Pick out all lines with the word "logo" from the records that follow.
═════ DATA FOR THE TASK ═════
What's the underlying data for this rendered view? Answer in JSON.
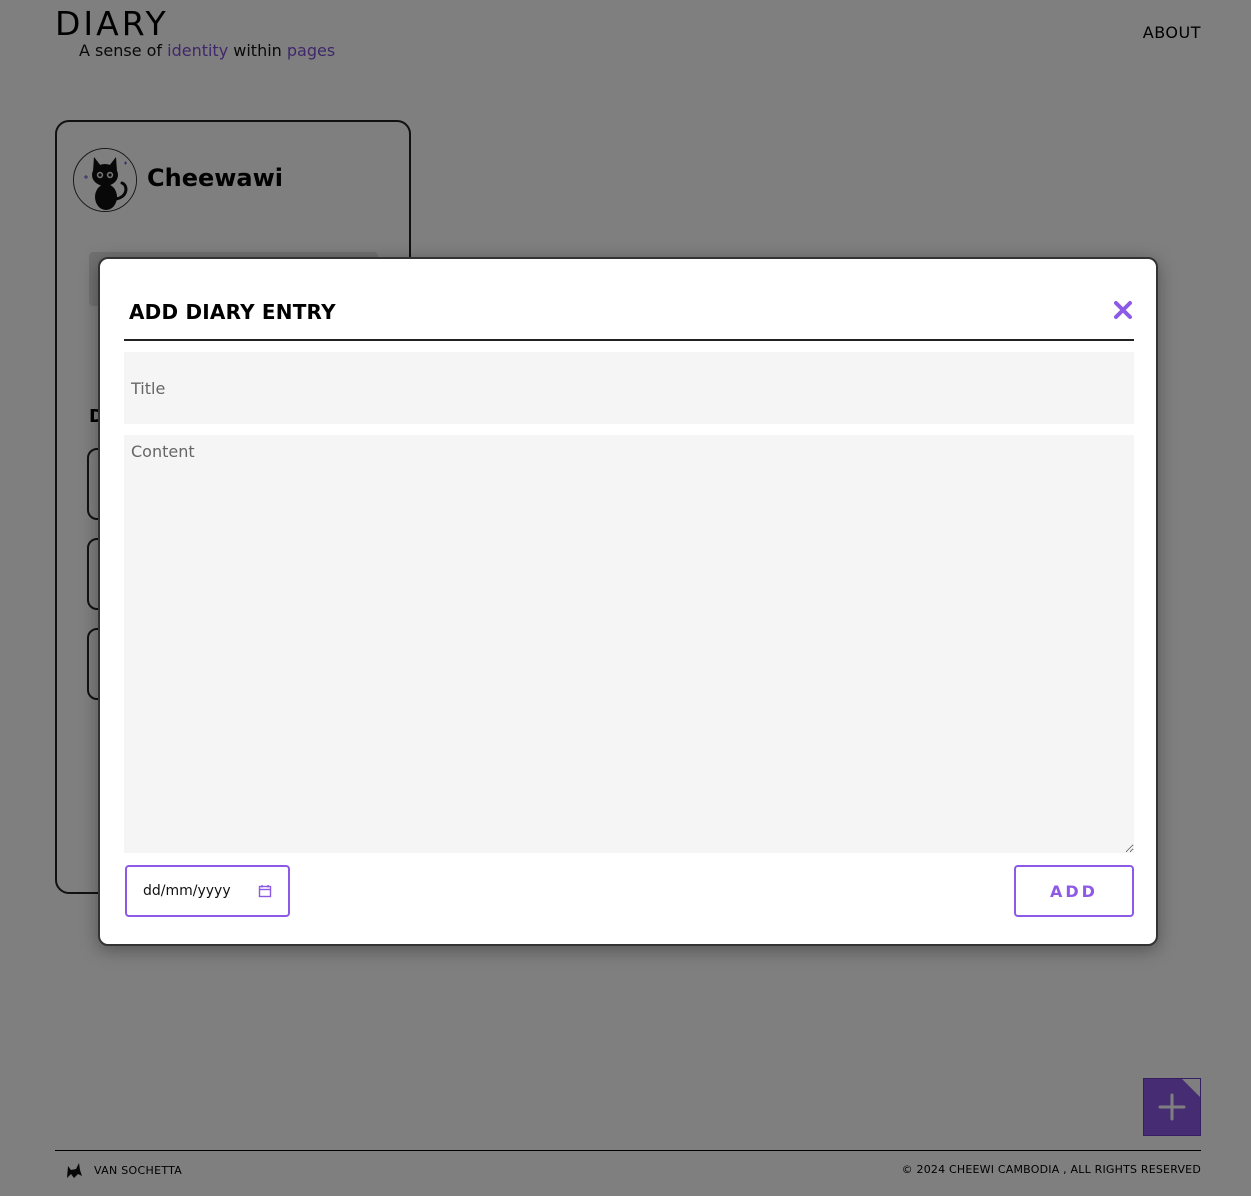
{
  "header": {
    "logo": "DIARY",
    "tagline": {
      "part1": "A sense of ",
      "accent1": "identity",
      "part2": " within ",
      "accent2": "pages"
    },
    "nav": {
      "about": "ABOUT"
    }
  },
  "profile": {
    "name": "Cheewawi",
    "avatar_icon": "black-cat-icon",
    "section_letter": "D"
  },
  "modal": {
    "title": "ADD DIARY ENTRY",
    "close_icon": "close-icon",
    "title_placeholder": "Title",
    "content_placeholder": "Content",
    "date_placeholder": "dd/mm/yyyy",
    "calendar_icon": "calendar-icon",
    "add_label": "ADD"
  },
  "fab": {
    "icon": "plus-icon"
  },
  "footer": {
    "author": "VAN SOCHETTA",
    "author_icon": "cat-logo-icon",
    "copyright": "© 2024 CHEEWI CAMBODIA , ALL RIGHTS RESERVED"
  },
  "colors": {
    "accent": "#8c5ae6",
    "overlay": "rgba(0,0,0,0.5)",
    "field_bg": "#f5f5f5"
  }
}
═════
OUTPUT FOR THIS TASK
    "logo": "DIARY",
    "author_icon": "cat-logo-icon",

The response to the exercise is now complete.